Set task: Where the string "label" occurs in the material below, report the whole line.

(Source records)

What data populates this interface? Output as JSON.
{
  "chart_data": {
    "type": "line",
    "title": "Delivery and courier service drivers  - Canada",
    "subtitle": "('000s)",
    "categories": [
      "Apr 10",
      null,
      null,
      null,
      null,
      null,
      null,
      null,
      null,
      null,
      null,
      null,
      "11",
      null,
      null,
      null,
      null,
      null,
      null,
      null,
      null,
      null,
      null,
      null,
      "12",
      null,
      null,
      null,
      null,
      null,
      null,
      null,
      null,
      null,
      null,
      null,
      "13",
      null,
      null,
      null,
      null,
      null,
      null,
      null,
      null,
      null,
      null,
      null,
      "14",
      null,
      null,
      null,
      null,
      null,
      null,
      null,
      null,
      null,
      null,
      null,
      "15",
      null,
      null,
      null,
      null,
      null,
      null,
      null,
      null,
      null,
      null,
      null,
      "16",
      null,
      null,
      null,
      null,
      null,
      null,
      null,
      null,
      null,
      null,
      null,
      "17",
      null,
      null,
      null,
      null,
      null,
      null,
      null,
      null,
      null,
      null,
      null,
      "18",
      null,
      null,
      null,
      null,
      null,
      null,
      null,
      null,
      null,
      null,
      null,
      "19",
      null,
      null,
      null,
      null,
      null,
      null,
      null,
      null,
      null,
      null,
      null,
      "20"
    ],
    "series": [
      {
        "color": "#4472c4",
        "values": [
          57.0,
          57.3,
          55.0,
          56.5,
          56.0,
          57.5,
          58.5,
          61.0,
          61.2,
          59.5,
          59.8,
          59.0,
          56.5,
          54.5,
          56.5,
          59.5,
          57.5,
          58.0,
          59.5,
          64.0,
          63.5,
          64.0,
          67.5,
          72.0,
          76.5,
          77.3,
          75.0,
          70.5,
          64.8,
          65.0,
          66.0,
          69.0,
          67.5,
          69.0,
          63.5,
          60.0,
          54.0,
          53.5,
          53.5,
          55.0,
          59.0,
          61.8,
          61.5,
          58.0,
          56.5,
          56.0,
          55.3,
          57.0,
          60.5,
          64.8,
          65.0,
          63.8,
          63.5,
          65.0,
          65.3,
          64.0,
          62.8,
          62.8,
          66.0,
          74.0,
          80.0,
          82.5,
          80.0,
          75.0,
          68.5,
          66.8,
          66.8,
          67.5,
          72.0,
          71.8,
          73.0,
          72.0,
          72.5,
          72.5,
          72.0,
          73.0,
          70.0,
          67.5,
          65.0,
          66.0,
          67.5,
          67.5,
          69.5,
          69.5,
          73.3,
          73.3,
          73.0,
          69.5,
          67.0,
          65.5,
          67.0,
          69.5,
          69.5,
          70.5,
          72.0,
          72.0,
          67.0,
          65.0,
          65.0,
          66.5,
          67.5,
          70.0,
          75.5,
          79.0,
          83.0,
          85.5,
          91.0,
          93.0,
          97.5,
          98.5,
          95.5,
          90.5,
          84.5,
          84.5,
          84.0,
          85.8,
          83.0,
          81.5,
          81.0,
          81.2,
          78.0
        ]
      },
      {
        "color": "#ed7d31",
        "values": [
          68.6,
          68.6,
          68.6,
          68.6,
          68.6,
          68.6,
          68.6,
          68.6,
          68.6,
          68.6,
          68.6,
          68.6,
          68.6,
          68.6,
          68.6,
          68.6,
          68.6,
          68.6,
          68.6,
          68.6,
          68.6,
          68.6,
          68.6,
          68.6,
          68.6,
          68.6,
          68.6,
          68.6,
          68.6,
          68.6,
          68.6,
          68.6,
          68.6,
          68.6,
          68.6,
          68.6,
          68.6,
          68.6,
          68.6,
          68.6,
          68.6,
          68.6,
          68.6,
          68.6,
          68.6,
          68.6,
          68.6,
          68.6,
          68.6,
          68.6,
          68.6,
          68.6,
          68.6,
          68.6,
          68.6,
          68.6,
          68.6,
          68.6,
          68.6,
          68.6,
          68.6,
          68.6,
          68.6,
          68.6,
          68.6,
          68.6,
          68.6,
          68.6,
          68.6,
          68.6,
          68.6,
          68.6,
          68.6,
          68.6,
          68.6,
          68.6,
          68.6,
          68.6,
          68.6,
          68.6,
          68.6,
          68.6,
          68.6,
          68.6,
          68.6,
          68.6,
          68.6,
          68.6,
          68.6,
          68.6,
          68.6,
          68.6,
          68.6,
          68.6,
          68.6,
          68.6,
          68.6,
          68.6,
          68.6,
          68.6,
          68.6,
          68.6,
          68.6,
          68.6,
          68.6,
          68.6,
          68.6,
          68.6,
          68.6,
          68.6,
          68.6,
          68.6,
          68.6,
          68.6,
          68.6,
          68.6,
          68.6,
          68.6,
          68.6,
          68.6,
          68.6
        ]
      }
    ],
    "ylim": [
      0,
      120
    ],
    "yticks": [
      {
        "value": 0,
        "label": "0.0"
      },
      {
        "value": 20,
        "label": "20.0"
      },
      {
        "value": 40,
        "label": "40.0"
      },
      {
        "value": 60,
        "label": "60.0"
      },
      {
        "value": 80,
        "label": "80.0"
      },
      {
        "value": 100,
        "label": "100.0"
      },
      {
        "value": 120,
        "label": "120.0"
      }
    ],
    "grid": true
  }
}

Solution to the exercise:
        "label": "0.0"
        "label": "20.0"
        "label": "40.0"
        "label": "60.0"
        "label": "80.0"
        "label": "100.0"
        "label": "120.0"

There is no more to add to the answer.